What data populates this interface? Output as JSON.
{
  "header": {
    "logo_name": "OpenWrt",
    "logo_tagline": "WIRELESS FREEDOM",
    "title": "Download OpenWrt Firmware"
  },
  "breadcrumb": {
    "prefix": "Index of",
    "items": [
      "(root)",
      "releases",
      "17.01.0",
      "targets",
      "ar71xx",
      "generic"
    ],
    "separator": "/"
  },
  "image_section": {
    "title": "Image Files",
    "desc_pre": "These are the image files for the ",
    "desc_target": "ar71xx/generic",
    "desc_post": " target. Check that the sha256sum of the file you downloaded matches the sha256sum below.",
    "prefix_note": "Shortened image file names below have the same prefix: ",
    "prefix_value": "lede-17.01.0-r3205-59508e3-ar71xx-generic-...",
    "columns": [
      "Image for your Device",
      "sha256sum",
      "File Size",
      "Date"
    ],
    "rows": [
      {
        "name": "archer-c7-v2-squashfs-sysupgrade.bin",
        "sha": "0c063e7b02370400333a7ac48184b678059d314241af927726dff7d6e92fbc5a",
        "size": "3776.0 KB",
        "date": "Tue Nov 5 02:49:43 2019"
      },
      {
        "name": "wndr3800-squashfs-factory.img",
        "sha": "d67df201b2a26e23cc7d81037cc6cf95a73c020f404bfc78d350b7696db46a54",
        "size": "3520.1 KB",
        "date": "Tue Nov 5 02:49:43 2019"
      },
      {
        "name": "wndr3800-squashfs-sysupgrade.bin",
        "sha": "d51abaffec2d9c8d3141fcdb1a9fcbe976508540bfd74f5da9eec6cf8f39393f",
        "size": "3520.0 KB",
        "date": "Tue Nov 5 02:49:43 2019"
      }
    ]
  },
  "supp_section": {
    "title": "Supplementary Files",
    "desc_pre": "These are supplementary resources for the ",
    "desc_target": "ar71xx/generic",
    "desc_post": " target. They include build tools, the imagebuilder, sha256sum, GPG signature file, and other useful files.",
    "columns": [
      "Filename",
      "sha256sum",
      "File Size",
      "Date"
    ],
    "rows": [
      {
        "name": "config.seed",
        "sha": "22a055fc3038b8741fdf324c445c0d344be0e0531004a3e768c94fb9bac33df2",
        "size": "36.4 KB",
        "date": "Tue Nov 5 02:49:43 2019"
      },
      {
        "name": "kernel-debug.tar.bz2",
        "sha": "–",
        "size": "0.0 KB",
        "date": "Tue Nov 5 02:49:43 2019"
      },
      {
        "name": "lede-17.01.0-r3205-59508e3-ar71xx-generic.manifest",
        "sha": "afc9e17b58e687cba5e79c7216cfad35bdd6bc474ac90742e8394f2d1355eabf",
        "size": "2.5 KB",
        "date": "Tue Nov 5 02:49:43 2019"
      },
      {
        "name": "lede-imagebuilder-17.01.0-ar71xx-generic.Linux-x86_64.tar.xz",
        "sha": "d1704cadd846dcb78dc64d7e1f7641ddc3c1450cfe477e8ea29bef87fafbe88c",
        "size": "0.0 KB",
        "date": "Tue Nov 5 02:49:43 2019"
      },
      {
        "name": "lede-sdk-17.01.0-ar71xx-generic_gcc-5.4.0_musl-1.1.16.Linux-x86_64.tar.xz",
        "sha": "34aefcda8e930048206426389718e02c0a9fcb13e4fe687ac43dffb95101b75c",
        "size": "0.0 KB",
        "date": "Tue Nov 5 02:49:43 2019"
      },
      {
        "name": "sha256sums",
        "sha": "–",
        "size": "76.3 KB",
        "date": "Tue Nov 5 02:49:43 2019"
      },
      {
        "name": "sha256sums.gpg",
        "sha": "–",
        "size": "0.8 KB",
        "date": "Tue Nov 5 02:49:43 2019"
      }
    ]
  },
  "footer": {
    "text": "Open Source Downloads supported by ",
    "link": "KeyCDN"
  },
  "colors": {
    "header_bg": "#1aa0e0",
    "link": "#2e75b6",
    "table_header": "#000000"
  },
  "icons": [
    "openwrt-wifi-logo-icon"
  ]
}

= = = =

Find each line holding "title". Copy it out.

== Finished answer ==
    "title": "Download OpenWrt Firmware"
    "title": "Image Files",
    "title": "Supplementary Files",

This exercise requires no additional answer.